ELLE A LES YEUX REVOLVERS ET LE REGARD QUI TUE MAIS J'AI TIRÉ LE PREMIER

» Critique de l'anime Ballroom e Yōkoso par jinrho78 le
18 Janvier 2018

Les animes de sport, ce n'est pas un scoop, ça ne date pas d'hier et ça a donné des trucs plutôt cool dont une perception du temps légendairement altérée par rapport à la réalité.
Par contre après avoir défriché à toutes les sauces même les plus bancales (le combat de toupie est-il un sport?), il a bien fallu se réinventer pour continuer.
On a arrêté les trucs hybrides (genre les combats de roller volant ou le basket avec jambes de robot) un peu trop audacieux pour retourner à une source encore inexploitée, oui je parle tout simplement de toutes les disciplines qui existent depuis un bail mais jugées trop ringardes ou trop tarlouze pour être susceptible de plaire... à l'époque!

» **Lignes**:
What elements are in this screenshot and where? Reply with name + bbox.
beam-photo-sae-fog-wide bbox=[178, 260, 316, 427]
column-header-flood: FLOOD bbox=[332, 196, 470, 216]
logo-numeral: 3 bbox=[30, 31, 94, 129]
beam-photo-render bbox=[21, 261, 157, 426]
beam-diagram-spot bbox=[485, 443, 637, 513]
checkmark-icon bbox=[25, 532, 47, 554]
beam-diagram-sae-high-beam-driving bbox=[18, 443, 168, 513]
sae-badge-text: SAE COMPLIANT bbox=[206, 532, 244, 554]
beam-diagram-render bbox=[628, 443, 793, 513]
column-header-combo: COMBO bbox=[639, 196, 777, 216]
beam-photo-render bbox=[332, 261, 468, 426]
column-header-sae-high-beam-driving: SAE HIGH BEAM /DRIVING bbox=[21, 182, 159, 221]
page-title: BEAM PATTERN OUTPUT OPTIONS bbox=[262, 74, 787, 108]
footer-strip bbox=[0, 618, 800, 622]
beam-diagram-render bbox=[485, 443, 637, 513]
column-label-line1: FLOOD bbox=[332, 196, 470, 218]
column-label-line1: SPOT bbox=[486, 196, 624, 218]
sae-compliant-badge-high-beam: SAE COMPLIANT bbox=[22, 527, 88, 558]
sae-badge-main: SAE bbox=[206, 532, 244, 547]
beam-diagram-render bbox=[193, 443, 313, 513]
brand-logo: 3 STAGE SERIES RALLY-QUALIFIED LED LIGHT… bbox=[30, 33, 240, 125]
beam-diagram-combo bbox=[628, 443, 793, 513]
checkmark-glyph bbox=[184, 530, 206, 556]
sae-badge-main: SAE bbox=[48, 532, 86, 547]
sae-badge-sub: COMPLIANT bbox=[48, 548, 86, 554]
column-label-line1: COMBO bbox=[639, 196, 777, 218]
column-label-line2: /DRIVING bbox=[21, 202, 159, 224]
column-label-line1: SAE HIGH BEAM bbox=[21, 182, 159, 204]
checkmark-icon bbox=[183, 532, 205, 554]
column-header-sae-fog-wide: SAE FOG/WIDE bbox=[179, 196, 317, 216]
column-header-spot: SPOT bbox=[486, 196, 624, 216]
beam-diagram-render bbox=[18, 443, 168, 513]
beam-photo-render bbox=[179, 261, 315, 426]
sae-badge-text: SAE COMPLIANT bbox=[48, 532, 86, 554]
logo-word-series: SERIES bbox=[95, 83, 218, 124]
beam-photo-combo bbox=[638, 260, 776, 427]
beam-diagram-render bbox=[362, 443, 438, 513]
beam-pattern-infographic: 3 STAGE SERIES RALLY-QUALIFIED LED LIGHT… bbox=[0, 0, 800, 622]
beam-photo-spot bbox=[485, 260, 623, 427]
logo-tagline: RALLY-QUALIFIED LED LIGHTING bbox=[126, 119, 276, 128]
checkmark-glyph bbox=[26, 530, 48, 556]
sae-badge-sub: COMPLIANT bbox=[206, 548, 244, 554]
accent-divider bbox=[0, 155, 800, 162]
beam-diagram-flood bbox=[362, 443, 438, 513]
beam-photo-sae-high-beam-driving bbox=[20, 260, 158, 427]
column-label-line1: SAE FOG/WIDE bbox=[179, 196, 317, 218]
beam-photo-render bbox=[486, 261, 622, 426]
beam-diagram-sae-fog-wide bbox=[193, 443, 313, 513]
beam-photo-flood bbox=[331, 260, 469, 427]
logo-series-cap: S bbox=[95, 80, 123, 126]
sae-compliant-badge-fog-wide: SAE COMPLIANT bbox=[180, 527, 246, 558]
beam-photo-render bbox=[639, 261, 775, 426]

» **Tâches à réaliser**:
1. Reproduisez intégralement la critique de Ballroom e Yōkoso, s'il vous plaît.
2. Relevez chaque ligne de la liste qui contient la chaîne "header".

» **Réponses par tâche**:
1.
ELLE A LES YEUX REVOLVERS ET LE REGARD QUI TUE MAIS J'AI TIRÉ LE PREMIER

» Critique de l'anime Ballroom e Yōkoso par jinrho78 le
18 Janvier 2018

Les animes de sport, ce n'est pas un scoop, ça ne date pas d'hier et ça a donné des trucs plutôt cool dont une perception du temps légendairement altérée par rapport à la réalité.
Par contre après avoir défriché à toutes les sauces même les plus bancales (le combat de toupie est-il un sport?), il a bien fallu se réinventer pour continuer.
On a arrêté les trucs hybrides (genre les combats de roller volant ou le basket avec jambes de robot) un peu trop audacieux pour retourner à une source encore inexploitée, oui je parle tout simplement de toutes les disciplines qui existent depuis un bail mais jugées trop ringardes ou trop tarlouze pour être susceptible de plaire... à l'époque!

2.
column-header-flood: FLOOD bbox=[332, 196, 470, 216]
column-header-combo: COMBO bbox=[639, 196, 777, 216]
column-header-sae-high-beam-driving: SAE HIGH BEAM /DRIVING bbox=[21, 182, 159, 221]
column-header-sae-fog-wide: SAE FOG/WIDE bbox=[179, 196, 317, 216]
column-header-spot: SPOT bbox=[486, 196, 624, 216]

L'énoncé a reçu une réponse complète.